Task material:
========
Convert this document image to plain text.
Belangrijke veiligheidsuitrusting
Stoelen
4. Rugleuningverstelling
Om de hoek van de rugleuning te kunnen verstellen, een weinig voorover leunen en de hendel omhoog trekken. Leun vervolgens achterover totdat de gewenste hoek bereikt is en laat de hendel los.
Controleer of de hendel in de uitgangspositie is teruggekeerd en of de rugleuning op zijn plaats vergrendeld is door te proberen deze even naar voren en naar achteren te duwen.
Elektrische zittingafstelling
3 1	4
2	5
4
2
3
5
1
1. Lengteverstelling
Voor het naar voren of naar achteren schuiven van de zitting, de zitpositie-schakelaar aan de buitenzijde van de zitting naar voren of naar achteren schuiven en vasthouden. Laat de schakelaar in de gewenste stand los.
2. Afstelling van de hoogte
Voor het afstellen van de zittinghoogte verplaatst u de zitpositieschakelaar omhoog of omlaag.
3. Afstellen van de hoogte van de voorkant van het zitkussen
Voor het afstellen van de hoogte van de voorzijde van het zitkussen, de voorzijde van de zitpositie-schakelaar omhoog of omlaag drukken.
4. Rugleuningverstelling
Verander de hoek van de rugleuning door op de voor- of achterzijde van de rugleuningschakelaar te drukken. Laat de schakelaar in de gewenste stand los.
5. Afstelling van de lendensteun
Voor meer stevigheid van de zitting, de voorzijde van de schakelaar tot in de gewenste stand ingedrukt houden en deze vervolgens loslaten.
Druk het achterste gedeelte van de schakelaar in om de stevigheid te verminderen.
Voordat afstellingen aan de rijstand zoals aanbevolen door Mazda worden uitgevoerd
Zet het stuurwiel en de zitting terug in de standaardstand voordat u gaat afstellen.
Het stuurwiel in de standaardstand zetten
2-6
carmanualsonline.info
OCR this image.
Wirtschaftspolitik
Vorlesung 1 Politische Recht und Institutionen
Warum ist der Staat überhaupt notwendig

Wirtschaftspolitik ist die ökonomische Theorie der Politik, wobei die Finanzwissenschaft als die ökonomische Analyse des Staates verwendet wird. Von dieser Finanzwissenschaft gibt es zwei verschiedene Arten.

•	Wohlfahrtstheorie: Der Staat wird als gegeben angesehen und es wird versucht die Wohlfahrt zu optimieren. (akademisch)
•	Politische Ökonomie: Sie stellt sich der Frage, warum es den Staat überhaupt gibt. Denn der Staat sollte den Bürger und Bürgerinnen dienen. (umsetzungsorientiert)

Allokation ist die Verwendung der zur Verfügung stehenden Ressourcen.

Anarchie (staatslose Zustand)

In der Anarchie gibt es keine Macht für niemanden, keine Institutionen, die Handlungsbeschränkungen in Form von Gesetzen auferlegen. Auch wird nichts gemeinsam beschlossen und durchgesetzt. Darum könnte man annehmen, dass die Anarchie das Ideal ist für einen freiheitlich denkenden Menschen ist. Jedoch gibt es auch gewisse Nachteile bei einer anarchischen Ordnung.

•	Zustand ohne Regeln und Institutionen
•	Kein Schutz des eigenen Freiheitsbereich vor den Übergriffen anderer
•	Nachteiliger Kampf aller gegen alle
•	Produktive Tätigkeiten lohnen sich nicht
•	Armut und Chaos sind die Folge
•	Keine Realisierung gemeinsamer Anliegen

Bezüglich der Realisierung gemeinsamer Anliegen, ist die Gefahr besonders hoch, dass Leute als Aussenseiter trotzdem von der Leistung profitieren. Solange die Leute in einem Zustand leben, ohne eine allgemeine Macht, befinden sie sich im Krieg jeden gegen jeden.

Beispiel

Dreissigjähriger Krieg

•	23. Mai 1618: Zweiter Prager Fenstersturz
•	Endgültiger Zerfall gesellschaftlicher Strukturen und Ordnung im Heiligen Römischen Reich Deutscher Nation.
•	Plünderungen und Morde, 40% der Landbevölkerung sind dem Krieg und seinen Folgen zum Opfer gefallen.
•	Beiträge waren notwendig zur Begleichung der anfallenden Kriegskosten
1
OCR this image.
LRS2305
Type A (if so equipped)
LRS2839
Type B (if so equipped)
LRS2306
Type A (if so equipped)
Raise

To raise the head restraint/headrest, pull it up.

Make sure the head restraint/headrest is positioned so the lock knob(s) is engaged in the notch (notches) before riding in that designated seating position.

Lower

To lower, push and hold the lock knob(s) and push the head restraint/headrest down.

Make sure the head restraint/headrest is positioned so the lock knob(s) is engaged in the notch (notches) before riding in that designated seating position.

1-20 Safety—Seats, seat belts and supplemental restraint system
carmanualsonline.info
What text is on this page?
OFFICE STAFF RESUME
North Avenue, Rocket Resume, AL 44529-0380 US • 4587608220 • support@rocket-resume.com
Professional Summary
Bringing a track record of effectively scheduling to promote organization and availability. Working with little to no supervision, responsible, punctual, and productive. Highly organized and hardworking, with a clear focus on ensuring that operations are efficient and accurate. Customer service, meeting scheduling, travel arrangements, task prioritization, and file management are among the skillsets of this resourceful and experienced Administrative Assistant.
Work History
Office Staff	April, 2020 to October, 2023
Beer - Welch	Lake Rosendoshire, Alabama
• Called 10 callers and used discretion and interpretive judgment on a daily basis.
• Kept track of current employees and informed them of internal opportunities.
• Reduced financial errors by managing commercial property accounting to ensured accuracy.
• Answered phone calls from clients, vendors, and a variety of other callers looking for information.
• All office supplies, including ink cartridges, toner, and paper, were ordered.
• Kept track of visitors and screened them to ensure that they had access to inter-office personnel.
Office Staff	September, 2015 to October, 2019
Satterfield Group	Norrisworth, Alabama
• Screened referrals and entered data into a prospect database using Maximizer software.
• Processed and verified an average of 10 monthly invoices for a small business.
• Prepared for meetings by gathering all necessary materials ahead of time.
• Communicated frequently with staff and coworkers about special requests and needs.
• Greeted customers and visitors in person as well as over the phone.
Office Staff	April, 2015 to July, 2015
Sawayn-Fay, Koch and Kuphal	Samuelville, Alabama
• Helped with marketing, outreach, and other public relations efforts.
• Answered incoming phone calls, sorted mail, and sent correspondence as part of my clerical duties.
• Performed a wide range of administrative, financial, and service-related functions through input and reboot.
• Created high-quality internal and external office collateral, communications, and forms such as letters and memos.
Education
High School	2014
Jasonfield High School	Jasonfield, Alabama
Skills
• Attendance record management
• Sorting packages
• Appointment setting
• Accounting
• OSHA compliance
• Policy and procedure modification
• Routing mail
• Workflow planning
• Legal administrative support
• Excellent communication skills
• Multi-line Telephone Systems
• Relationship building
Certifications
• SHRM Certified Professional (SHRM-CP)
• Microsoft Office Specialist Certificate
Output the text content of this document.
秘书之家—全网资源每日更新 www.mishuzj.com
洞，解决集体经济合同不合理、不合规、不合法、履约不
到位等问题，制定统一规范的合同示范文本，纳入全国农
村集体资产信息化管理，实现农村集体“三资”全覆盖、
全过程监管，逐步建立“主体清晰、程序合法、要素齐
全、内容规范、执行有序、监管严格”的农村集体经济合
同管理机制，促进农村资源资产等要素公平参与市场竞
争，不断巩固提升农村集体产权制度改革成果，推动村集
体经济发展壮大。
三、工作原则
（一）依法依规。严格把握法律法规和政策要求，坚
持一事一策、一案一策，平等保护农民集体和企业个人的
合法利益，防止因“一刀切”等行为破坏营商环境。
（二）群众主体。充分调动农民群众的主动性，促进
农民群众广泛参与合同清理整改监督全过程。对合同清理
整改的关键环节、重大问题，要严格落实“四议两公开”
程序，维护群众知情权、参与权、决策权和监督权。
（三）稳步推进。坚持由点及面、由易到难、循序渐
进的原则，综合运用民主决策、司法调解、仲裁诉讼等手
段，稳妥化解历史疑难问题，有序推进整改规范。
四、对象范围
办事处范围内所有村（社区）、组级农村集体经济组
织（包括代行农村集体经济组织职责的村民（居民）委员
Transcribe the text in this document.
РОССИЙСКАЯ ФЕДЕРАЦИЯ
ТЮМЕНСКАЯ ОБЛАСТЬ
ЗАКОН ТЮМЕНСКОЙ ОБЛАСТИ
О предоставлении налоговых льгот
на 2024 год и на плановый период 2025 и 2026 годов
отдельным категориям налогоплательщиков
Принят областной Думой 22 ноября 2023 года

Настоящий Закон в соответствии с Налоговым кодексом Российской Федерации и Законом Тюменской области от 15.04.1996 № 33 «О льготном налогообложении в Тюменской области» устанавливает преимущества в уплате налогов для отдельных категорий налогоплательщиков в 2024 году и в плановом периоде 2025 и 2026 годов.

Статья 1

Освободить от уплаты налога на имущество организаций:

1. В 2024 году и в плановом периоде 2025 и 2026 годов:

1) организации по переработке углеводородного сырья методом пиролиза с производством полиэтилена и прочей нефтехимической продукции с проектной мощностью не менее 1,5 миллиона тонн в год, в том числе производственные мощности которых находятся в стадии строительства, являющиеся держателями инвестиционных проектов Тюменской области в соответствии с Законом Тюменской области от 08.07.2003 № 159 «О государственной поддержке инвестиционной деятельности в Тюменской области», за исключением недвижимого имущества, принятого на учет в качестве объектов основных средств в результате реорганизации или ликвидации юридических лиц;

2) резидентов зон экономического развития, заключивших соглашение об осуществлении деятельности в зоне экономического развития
========
Objective: Isolate the lines that hold the word "text" and copy all of them.

Correct output:
Convert this document image to plain text.
What text is on this page?
Output the text content of this document.
Transcribe the text in this document.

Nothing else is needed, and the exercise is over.